WORK REQUIRED: Express the rows as a Markdown table with the columns "Index" and "Row text", beginning at the first row and ending at the row that contains "shield-hp: : 21735", both included, and omit any blank lines.

==================================================

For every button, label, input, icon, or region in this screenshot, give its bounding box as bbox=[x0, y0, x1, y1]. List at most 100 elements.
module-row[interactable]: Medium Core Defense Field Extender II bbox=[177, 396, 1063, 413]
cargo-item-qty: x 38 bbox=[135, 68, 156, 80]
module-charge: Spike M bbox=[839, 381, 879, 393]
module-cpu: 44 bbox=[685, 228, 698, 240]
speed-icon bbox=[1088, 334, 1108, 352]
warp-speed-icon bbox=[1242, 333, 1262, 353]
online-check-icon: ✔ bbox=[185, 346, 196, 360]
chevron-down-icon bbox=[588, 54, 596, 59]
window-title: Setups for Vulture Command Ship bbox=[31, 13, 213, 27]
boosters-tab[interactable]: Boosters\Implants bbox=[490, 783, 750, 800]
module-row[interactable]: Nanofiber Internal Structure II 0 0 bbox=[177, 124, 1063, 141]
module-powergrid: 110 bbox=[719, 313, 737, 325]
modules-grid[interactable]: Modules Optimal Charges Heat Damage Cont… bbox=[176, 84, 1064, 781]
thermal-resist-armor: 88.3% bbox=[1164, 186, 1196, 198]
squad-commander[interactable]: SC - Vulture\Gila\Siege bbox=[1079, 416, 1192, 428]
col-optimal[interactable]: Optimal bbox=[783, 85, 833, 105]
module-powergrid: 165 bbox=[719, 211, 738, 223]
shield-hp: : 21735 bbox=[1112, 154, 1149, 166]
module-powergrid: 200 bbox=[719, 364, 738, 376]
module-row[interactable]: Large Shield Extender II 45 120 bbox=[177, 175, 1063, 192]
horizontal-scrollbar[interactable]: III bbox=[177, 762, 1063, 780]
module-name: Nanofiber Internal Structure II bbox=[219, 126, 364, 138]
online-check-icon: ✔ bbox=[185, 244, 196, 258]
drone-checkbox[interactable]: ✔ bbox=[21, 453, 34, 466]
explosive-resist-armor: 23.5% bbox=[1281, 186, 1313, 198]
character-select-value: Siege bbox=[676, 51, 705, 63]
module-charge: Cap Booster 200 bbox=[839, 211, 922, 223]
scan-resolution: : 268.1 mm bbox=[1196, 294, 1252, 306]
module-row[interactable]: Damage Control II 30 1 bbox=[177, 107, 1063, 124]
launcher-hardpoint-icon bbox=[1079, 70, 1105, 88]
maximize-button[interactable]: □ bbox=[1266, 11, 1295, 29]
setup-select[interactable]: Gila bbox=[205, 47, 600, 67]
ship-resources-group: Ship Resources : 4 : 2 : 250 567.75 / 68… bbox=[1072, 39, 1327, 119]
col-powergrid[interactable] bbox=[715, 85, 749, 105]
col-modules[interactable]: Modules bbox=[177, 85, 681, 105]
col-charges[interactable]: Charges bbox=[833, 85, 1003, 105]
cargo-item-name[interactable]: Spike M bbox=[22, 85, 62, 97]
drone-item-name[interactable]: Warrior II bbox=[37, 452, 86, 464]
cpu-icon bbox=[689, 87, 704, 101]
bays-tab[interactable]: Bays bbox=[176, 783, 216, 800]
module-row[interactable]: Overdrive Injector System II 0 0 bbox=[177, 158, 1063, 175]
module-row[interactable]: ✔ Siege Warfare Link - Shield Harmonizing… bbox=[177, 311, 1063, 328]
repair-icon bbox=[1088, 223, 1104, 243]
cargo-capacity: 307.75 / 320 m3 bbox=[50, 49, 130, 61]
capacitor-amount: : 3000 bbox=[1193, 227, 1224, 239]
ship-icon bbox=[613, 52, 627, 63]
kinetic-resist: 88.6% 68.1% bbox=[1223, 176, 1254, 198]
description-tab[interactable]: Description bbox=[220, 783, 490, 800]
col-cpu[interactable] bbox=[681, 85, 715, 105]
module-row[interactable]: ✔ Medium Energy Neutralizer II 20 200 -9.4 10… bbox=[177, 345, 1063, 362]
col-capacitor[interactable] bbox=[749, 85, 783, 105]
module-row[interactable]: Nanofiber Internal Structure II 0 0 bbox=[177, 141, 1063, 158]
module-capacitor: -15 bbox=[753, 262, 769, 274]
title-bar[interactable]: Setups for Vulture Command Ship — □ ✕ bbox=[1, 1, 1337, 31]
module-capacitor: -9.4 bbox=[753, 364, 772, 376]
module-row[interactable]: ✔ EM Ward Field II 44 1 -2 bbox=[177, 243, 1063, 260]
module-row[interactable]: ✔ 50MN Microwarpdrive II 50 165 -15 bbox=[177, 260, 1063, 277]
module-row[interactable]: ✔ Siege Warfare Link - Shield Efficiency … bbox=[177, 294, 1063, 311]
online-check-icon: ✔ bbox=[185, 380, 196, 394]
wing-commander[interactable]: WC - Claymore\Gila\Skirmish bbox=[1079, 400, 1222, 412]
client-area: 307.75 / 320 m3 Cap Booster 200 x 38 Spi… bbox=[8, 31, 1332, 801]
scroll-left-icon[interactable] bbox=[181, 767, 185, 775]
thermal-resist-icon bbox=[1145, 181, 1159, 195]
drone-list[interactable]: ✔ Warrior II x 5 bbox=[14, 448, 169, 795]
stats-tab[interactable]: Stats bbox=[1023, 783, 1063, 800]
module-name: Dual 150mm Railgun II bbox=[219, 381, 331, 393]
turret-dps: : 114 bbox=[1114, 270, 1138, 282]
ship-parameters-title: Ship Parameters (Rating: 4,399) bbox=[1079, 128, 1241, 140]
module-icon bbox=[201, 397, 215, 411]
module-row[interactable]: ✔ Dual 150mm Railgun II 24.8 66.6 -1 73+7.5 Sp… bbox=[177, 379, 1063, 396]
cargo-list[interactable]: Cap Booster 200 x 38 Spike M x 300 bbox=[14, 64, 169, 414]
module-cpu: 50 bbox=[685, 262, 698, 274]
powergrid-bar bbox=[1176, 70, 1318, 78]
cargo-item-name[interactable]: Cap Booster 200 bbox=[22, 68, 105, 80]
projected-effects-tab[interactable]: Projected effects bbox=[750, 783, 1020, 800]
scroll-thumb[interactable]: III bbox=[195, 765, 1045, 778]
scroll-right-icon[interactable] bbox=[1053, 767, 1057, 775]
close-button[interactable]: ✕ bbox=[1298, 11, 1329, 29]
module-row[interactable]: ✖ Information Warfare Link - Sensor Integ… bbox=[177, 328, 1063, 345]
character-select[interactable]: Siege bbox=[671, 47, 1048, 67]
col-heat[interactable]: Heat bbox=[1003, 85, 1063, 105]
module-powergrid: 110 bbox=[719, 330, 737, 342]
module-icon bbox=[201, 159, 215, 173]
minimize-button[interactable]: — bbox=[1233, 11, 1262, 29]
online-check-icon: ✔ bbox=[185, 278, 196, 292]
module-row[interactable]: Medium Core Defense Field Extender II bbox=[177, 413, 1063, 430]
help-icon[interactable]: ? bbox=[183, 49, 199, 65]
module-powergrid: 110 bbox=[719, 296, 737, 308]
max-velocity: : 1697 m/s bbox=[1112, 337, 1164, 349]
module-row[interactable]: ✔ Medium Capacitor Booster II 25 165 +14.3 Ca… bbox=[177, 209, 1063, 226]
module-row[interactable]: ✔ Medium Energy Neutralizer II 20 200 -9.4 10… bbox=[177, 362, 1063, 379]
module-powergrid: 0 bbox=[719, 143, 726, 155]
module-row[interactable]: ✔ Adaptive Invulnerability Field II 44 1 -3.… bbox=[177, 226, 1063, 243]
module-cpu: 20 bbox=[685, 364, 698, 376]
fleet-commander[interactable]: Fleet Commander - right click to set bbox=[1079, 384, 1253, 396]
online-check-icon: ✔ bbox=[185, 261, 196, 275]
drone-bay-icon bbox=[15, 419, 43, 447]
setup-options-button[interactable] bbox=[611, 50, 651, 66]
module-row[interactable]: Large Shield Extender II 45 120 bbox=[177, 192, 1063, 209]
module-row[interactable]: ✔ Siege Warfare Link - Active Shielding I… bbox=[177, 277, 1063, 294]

==================================================

FINAL ANSWER:
| Index | Row text |
|---|---|
| 1 | For every button, label, input, icon, or region in this screenshot, give its bounding box as bbox=[x0, y0, x1, y1]. List at most 100 elements. |
| 2 | module-row[interactable]: Medium Core Defense Field Extender II bbox=[177, 396, 1063, 413] |
| 3 | cargo-item-qty: x 38 bbox=[135, 68, 156, 80] |
| 4 | module-charge: Spike M bbox=[839, 381, 879, 393] |
| 5 | module-cpu: 44 bbox=[685, 228, 698, 240] |
| 6 | speed-icon bbox=[1088, 334, 1108, 352] |
| 7 | warp-speed-icon bbox=[1242, 333, 1262, 353] |
| 8 | online-check-icon: ✔ bbox=[185, 346, 196, 360] |
| 9 | chevron-down-icon bbox=[588, 54, 596, 59] |
| 10 | window-title: Setups for Vulture Command Ship bbox=[31, 13, 213, 27] |
| 11 | boosters-tab[interactable]: Boosters\Implants bbox=[490, 783, 750, 800] |
| 12 | module-row[interactable]: Nanofiber Internal Structure II 0 0 bbox=[177, 124, 1063, 141] |
| 13 | module-powergrid: 110 bbox=[719, 313, 737, 325] |
| 14 | modules-grid[interactable]: Modules Optimal Charges Heat Damage Cont… bbox=[176, 84, 1064, 781] |
| 15 | thermal-resist-armor: 88.3% bbox=[1164, 186, 1196, 198] |
| 16 | squad-commander[interactable]: SC - Vulture\Gila\Siege bbox=[1079, 416, 1192, 428] |
| 17 | col-optimal[interactable]: Optimal bbox=[783, 85, 833, 105] |
| 18 | module-powergrid: 165 bbox=[719, 211, 738, 223] |
| 19 | shield-hp: : 21735 bbox=[1112, 154, 1149, 166] |